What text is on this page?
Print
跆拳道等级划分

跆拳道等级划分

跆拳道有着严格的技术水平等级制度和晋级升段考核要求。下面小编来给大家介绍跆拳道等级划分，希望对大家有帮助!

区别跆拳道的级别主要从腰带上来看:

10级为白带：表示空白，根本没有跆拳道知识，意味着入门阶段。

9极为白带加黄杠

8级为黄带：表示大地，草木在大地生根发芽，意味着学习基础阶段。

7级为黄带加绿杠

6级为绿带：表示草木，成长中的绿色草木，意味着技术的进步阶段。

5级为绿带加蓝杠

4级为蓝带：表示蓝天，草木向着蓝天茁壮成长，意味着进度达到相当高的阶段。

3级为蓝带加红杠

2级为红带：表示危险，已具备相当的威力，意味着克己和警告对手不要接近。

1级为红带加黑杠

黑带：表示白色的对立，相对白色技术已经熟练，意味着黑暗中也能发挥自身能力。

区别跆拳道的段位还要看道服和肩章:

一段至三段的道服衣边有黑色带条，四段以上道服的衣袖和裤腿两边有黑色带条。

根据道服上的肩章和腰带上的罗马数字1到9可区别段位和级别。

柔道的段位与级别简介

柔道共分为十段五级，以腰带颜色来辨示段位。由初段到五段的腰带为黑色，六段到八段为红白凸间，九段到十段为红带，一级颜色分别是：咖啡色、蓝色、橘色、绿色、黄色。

GIVEN PROBLEM:
The records above are to be repeated exactly, in their entirety.

THE COMPLETED TASK:
What text is on this page?
Print
跆拳道等级划分

跆拳道等级划分

跆拳道有着严格的技术水平等级制度和晋级升段考核要求。下面小编来给大家介绍跆拳道等级划分，希望对大家有帮助!

区别跆拳道的级别主要从腰带上来看:

10级为白带：表示空白，根本没有跆拳道知识，意味着入门阶段。

9极为白带加黄杠

8级为黄带：表示大地，草木在大地生根发芽，意味着学习基础阶段。

7级为黄带加绿杠

6级为绿带：表示草木，成长中的绿色草木，意味着技术的进步阶段。

5级为绿带加蓝杠

4级为蓝带：表示蓝天，草木向着蓝天茁壮成长，意味着进度达到相当高的阶段。

3级为蓝带加红杠

2级为红带：表示危险，已具备相当的威力，意味着克己和警告对手不要接近。

1级为红带加黑杠

黑带：表示白色的对立，相对白色技术已经熟练，意味着黑暗中也能发挥自身能力。

区别跆拳道的段位还要看道服和肩章:

一段至三段的道服衣边有黑色带条，四段以上道服的衣袖和裤腿两边有黑色带条。

根据道服上的肩章和腰带上的罗马数字1到9可区别段位和级别。

柔道的段位与级别简介

柔道共分为十段五级，以腰带颜色来辨示段位。由初段到五段的腰带为黑色，六段到八段为红白凸间，九段到十段为红带，一级颜色分别是：咖啡色、蓝色、橘色、绿色、黄色。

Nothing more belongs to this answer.